++++ Section du document
Le marché concurrentiel de la complémentaire santé.
En attendant le cahier des charges définitif des contrats responsables (une réunion avec les complémentaires est prévue fin janvier avant la parution du décret), bien malin qui peut prévoir la stratégie des mutuelles, des assurances privées et des institutions de prévoyance. Verra-t-on les opérateurs, en situation de concurrence sur le remboursement des dépassements, se livrer à une surenchère ? Dans certains cas, on peut le supposer. Car il y a des parts de marché à défendre, notamment pour certaines mutuelles interprofessionnelles. Comment réagiront-elles, par exemple, face à des offensives commerciales d'assureurs qui proposeraient une couverture intégrale des dépassements ? Déjà on explique, du côté de la Mutualité, qu'une prise en charge « partielle » peut signifier 1 % mais aussi... 99 % ! Dans la deuxième hypothèse, il n'y aurait plus grand-chose de dissuasif pour les assurés qui consultent directement un spécialiste.
Même s'il est très hostile aux dépassements, le monde mutualiste ne pourra pas agir comme un seul homme, chaque assemblée générale étant souveraine. La Mutualité, dont les mutuelles affiliées représentent environ 60 % du marché des complémentaires (contre 21 % pour les compagnies d'assurance et 19 % pour les IP - institution de prévoyance), devrait annoncer rapidement sa ligne directrice.
L'amendement Leclerc a surpris les compagnies d'assurances. « Nous sommes interloqués par ce texte, explique Gilles Johanet, directeur aux AGF et président du comité maladie de la Fédération française des sociétés d'assurances (Ffsa) . La conséquence probable, c'est un effet d'entonnoir au profit du secteur II ». Avec comme conséquence pour les assurances qui remboursent allègrement les honoraires libres : aucune lisibilité tarifaire et peu de contreparties mesurables. Les assureurs misent plutôt sur le futur secteur optionnel « avec des garanties claires ».
++++++++
++++ Extraits de données
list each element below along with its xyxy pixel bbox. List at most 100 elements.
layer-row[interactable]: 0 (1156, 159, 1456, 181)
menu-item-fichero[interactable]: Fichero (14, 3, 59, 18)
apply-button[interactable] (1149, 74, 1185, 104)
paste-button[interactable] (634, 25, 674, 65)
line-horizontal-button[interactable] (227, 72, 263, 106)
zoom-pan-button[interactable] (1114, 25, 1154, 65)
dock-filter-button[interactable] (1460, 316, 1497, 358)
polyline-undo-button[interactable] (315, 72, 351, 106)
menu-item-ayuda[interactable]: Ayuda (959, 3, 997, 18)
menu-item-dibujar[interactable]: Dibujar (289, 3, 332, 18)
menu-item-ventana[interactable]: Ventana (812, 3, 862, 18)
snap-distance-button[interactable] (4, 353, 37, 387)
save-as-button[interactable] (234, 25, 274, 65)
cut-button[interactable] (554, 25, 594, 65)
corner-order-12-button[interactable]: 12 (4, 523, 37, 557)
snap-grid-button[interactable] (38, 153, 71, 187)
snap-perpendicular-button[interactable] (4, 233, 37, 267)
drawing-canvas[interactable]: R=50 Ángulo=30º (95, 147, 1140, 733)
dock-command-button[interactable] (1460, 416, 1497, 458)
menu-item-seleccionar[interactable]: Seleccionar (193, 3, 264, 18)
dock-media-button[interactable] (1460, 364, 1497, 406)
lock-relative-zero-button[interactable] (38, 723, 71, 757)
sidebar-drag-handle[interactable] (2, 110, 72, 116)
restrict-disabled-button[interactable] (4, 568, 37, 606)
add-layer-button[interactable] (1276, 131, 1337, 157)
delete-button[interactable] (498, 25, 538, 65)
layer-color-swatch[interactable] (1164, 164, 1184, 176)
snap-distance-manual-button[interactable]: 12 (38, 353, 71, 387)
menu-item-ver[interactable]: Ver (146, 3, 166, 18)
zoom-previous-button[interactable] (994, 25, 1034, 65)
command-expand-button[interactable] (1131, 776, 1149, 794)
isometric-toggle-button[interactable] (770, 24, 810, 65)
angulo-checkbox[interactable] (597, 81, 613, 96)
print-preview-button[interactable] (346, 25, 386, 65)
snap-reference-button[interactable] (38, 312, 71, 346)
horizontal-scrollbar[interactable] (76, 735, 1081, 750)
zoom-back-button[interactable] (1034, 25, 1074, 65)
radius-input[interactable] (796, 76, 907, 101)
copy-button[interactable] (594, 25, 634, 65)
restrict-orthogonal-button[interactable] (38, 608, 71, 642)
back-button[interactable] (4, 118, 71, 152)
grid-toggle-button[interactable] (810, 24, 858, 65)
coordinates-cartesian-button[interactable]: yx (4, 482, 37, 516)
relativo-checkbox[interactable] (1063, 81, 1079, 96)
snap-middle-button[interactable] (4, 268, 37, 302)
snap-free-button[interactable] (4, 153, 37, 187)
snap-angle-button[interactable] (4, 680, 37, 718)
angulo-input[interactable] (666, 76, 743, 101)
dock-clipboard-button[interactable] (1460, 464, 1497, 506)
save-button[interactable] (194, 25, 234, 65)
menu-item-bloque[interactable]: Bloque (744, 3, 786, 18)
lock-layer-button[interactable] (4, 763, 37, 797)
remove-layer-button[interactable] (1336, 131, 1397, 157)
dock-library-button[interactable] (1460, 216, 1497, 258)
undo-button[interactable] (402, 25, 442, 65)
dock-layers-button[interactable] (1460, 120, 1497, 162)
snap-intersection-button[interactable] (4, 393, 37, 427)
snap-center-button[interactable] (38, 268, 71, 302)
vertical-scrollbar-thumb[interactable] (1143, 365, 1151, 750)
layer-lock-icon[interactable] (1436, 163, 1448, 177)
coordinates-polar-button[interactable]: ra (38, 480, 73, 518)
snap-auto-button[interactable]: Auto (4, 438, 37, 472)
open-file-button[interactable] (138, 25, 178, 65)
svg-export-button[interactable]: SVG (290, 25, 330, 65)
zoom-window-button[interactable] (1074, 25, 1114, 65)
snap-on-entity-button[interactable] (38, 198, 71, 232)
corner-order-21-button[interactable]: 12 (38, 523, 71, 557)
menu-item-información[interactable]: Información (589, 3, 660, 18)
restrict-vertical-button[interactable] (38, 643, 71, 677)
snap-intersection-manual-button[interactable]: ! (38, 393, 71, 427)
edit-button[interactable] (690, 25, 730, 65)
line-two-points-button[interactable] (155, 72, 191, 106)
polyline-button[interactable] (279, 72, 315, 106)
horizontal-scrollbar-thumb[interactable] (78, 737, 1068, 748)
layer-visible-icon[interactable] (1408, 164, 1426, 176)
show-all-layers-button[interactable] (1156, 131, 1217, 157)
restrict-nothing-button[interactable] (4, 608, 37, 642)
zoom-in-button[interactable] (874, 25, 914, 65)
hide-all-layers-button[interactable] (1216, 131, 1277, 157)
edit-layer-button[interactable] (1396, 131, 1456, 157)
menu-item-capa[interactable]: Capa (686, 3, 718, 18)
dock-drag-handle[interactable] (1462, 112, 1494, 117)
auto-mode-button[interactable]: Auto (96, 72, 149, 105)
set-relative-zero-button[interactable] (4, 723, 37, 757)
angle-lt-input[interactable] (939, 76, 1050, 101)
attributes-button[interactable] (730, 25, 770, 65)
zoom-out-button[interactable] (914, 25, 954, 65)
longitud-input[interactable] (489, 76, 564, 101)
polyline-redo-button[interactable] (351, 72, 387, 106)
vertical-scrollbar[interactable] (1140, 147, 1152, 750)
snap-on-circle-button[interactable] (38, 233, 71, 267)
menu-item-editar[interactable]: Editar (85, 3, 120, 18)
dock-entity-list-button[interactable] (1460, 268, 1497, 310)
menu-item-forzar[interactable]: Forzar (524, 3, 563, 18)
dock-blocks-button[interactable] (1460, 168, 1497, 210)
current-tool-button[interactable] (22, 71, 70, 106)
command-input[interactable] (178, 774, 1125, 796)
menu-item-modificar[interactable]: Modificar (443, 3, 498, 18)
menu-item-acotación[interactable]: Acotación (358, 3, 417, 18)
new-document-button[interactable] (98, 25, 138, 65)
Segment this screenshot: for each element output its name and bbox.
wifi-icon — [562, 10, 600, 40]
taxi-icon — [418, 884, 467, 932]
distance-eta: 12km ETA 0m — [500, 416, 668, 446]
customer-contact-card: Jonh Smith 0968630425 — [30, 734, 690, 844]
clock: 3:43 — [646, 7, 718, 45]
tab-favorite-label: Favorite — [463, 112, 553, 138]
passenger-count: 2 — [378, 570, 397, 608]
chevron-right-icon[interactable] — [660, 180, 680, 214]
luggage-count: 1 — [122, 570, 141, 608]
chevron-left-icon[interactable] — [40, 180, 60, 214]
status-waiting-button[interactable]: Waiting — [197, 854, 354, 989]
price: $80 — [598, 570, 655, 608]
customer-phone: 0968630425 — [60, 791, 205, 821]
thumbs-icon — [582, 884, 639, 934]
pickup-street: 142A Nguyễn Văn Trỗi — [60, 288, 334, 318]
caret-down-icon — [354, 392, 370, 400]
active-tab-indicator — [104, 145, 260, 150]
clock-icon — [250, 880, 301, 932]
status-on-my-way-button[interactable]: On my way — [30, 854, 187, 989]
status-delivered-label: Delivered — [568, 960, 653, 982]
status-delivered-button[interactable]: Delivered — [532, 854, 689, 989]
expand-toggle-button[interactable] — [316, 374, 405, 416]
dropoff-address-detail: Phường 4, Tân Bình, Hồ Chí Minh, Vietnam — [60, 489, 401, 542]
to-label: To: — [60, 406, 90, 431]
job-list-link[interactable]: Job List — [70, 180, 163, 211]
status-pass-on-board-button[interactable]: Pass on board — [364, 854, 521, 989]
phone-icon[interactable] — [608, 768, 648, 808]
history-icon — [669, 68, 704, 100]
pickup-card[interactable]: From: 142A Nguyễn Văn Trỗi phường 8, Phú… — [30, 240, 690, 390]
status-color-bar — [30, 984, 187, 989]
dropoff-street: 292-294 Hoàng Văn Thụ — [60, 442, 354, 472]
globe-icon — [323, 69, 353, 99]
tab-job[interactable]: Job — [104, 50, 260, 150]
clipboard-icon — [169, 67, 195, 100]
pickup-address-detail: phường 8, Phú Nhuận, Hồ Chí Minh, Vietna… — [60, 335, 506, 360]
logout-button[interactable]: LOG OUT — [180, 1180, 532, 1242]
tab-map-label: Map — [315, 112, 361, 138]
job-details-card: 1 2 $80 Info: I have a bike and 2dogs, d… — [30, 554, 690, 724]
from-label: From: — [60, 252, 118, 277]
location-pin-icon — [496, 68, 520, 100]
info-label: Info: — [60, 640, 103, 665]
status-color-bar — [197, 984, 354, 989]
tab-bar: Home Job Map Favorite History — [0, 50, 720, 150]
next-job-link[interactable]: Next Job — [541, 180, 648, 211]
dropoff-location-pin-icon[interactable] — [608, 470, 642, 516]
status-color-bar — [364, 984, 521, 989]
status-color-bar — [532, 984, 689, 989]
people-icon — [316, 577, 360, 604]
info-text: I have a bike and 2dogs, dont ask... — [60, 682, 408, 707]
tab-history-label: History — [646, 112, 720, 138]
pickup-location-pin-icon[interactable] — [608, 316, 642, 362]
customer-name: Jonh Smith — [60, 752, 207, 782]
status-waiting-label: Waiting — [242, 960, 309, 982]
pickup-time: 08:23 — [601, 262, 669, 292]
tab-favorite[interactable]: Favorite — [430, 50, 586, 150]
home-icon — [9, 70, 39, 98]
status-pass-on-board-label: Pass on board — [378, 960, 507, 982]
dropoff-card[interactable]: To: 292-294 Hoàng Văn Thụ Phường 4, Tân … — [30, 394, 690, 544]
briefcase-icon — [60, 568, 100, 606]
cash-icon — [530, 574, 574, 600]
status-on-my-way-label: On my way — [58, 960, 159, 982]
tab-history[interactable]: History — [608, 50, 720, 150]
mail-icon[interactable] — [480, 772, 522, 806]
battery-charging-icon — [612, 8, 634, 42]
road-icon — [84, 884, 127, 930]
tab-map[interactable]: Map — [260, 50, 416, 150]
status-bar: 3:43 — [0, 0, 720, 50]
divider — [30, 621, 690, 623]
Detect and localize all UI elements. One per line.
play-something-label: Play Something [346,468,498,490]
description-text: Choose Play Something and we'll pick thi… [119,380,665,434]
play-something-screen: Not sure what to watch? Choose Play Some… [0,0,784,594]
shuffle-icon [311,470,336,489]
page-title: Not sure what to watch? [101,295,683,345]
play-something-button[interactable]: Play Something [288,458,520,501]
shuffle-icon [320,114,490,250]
++++++++
Travail à faire
(A) D'après le texte sur la complémentaire santé, quelle part du marché des complémentaires représentent les mutuelles affiliées à la Mutualité ?
(B) Selon le texte sur la complémentaire santé, pourquoi le monde mutualiste ne pourra-t-il pas agir comme un seul homme face aux dépassements ?
(C) Dans le texte sur la complémentaire santé, reprenez le passage qui commence par « Même s'il est » et va jusqu'à « sa ligne directrice. », en substituant « sociétés d'assurance » à « compagnies d'assurance ».

Réponses aux exercices
(A) Environ 60 % du marché des complémentaires.

(B) Chaque assemblée générale est souveraine. Même si le monde mutualiste est très hostile aux dépassements, il ne peut donc pas adopter une position unique.

(C)
Même s'il est très hostile aux dépassements, le monde mutualiste ne pourra pas agir comme un seul homme, chaque assemblée générale étant souveraine. La Mutualité, dont les mutuelles affiliées représentent environ 60 % du marché des complémentaires (contre 21 % pour les sociétés d'assurance et 19 % pour les IP - institution de prévoyance), devrait annoncer rapidement sa ligne directrice.